Document excerpt:
[Start]
Am. Trucking Ass'ns, Inc. v. City of L. A.

Decision Date13 June 2013
Docket NumberNo. 11–798.,11–798.
Citation186 L.Ed.2d 177,569 U.S. 641,133 S.Ct. 2096
Parties AMERICAN TRUCKING ASSOCIATIONS, INC., Petitioner v. CITY OF LOS ANGELES, CALIFORNIA, et al.
CourtU.S. Supreme Court

Daniel N. Lerman, Washington, DC, for Petitioner.

John F. Bash, for the United States as amicus curiae, by special leave of the Court, supporting the Petitioner.

Steven S. Rosenthal, Washington, DC, for Respondents.

Prasad Sharma, Richard Pianka, American Trucking Associations, Inc., Arlington, VA, Roy T. Englert, Jr., Alan Untereiner, Daniel N. Lerman, Counsel of Record, Leif Overvold, Robbins, Russell, Englert, Orseck, Untereiner & Sauber LLP, Washington, DC, for Petitioner.

Melissa Lin Perrella, Counsel of Record, David Pettit, Natural Resources Defense Council, Inc., Santa Monica, CA, for Respondents Natural Resources Defense Council, Inc., Sierra Club, and Coalition for Clean Air, Inc.

Carmen A. Trutanich, Janna B. Sidley, Joy M. Crose, Simon M. Kann, LA City Attorney's Office, San Pedro, CA, Steven S. Rosenthal, Counsel of Record, Alan K. Palmer, Susanna Y. Chu, Kaye Scholer LLP, Washington, DC, for Respondents the City of Los Angeles, the Harbor Department of the City of Los Angeles, and the Board of Harbor Commissioners of the City of Los Angeles.

Justice KAGAN delivered the opinion of the Court.

In this case, we consider whether federal law preempts certain provisions of an agreement that trucking companies must sign before they can transport cargo at the Port of Los Angeles. We hold that the Federal Aviation Administration Authorization Act of 1994 (FAAAA) expressly preempts two of the contract's provisions, which require such a company to develop an off-street parking plan and display designated placards on its vehicles. We decline to decide in the case's present, pre-enforcement posture whether, under Castle v. Hayes Freight Lines, Inc., 348 U.S. 61, 75 S.Ct. 191, 99 L.Ed. 68 (1954), federal law governing licenses for interstate motor carriers prevents the Port from using the agreement's penalty clause to punish violations of other, non-preempted provisions.

I
A

The Port of Los Angeles, a division of the City of Los Angeles, is the largest port in the country. The Port owns marine terminal facilities, which it leases to "terminal operators" (such as shipping lines and stevedoring companies) that load cargo onto and unload it from docking ships. Short-haul trucks, called "drayage trucks," move the cargo into and out of the Port. The trucking companies providing those drayage services are all federally licensed motor carriers. Before the events giving rise to this case, they contracted with terminal operators to transport cargo, but did not enter into agreements with the Port itself.

The City's Board of Harbor Commissioners runs the Port pursuant to a municipal ordinance known as a tariff, which sets out various regulations and charges. In the late 1990's, the Board decided to enlarge the Port's facilities to accommodate more ships. Neighborhood and environmental groups objected to the proposed expansion, arguing that it would increase congestion and air pollution and decrease safety in the surrounding area. A lawsuit they brought, and another they threatened, stymied the Board's development project for almost 10 years.
[End]
Task set:
1. In the court opinion above, what are the short-haul trucks that move cargo into and out of the Port called?
2. Copy the records from their first line through the line that contains "chevron-right-icon: › [66,220,72,235]", including both of those lines.

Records
[Start]
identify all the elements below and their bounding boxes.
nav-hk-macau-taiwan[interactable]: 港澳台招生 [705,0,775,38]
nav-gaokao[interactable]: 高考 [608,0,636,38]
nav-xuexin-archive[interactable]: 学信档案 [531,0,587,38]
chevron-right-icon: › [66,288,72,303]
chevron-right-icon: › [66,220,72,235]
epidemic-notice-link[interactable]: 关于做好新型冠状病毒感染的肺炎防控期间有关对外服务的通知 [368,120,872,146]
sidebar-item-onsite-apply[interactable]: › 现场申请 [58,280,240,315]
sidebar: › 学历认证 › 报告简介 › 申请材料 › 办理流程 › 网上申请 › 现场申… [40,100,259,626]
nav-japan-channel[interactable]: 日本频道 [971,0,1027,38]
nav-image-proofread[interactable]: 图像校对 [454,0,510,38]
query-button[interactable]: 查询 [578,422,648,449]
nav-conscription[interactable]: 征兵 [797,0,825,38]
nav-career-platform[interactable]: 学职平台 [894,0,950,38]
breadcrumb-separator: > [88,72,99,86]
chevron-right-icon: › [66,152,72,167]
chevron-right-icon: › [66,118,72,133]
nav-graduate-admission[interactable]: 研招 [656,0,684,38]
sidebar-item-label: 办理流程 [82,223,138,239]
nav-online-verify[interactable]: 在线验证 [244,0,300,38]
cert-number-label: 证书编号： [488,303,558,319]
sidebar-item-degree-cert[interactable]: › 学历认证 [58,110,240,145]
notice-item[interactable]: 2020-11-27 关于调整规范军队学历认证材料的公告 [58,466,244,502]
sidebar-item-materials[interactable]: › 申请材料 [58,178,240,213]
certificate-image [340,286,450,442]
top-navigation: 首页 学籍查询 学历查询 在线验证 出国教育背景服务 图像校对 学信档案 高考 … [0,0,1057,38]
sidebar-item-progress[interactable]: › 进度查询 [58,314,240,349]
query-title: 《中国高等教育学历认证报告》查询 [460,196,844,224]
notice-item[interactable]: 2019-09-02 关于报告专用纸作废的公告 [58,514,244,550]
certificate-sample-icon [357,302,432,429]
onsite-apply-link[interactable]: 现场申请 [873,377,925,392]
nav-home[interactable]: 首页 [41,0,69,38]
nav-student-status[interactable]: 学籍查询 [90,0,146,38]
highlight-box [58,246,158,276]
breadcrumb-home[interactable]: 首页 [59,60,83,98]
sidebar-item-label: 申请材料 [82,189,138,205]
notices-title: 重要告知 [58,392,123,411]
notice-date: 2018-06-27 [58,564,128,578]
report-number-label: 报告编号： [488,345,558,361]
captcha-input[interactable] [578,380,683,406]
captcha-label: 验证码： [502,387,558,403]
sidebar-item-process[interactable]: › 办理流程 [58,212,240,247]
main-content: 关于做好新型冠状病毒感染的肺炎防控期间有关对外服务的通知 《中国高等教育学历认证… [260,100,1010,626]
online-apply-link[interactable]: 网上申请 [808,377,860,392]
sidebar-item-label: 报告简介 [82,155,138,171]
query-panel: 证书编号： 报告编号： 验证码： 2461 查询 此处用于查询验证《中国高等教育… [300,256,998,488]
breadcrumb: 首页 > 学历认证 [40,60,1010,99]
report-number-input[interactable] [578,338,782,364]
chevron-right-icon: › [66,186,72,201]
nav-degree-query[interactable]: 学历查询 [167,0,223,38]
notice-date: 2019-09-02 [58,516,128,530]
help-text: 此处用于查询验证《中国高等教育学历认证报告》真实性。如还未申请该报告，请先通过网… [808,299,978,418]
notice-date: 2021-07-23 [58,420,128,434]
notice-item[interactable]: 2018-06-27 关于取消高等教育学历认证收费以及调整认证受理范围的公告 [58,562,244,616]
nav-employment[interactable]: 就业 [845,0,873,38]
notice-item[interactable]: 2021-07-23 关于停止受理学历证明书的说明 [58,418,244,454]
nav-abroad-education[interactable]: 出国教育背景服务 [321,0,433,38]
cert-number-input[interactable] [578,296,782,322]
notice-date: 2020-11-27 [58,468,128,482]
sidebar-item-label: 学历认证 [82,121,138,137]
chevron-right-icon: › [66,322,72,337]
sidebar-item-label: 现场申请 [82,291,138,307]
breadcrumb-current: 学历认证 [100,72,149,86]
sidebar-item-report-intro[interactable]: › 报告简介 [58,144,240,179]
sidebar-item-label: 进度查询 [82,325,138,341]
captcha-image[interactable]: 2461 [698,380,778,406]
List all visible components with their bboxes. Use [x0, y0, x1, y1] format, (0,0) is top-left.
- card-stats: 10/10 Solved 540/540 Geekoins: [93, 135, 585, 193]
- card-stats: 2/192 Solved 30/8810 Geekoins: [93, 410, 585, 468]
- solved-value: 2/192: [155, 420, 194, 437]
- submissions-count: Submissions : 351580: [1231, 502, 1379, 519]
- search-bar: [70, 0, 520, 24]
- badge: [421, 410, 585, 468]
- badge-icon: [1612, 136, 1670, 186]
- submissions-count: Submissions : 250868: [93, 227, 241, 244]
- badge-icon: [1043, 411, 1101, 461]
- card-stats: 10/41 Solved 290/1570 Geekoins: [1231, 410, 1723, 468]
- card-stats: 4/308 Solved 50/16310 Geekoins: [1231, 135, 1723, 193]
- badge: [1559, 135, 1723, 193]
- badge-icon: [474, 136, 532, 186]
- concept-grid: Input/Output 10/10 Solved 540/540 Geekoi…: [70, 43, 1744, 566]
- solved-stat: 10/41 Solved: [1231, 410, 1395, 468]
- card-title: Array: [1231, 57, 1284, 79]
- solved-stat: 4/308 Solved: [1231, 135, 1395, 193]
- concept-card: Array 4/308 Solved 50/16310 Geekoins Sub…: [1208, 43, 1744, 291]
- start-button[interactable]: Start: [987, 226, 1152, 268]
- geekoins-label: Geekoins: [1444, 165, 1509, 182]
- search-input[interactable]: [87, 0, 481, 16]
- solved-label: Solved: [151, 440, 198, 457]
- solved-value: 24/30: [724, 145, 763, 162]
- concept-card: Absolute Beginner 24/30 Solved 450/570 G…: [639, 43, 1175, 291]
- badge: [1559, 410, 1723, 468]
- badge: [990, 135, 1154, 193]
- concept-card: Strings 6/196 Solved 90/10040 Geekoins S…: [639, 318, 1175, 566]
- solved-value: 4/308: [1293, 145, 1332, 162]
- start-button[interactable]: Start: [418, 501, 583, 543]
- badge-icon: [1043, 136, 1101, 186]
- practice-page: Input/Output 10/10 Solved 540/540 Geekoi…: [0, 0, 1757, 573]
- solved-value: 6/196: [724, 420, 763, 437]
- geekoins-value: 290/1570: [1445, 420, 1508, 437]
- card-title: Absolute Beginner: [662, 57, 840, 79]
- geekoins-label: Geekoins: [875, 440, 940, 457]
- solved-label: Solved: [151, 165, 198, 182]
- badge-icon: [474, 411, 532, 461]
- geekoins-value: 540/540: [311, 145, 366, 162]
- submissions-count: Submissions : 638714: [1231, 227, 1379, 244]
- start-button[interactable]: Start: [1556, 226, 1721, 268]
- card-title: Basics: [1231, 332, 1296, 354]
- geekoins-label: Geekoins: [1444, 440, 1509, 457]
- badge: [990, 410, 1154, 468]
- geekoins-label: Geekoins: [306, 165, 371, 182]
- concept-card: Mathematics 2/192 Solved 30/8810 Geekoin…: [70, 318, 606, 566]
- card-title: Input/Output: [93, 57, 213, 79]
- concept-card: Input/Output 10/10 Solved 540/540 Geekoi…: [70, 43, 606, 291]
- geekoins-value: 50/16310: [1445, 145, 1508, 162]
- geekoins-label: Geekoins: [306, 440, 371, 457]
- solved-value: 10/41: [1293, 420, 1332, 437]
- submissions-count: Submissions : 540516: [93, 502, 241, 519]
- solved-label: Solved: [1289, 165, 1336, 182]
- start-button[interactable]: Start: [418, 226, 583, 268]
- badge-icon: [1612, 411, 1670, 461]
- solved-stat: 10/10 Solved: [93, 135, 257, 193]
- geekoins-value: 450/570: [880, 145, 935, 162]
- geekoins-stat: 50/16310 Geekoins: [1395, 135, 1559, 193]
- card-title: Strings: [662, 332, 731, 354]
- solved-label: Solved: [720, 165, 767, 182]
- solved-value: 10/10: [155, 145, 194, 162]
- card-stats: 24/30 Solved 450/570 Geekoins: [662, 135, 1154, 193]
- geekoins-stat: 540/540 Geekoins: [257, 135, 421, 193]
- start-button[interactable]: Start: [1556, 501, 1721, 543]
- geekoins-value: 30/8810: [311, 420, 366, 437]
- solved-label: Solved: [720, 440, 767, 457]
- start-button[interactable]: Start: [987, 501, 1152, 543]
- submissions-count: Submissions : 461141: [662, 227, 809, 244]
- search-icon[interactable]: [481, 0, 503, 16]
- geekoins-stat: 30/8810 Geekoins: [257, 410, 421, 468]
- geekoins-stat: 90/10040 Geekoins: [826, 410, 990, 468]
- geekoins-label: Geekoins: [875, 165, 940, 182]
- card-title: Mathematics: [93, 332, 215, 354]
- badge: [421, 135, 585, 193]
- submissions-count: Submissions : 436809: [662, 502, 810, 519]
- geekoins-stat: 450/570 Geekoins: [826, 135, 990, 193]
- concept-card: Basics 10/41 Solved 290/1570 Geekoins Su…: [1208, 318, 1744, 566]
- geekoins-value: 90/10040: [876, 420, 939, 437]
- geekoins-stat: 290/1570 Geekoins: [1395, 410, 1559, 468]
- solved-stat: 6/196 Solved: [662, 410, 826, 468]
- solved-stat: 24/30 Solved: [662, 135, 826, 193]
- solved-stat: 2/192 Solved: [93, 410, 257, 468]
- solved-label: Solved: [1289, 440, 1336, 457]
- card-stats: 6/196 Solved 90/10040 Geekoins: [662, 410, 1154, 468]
[End]
Answers:
1. They are called "drayage trucks."

2.
identify all the elements below and their bounding boxes.
nav-hk-macau-taiwan[interactable]: 港澳台招生 [705,0,775,38]
nav-gaokao[interactable]: 高考 [608,0,636,38]
nav-xuexin-archive[interactable]: 学信档案 [531,0,587,38]
chevron-right-icon: › [66,288,72,303]
chevron-right-icon: › [66,220,72,235]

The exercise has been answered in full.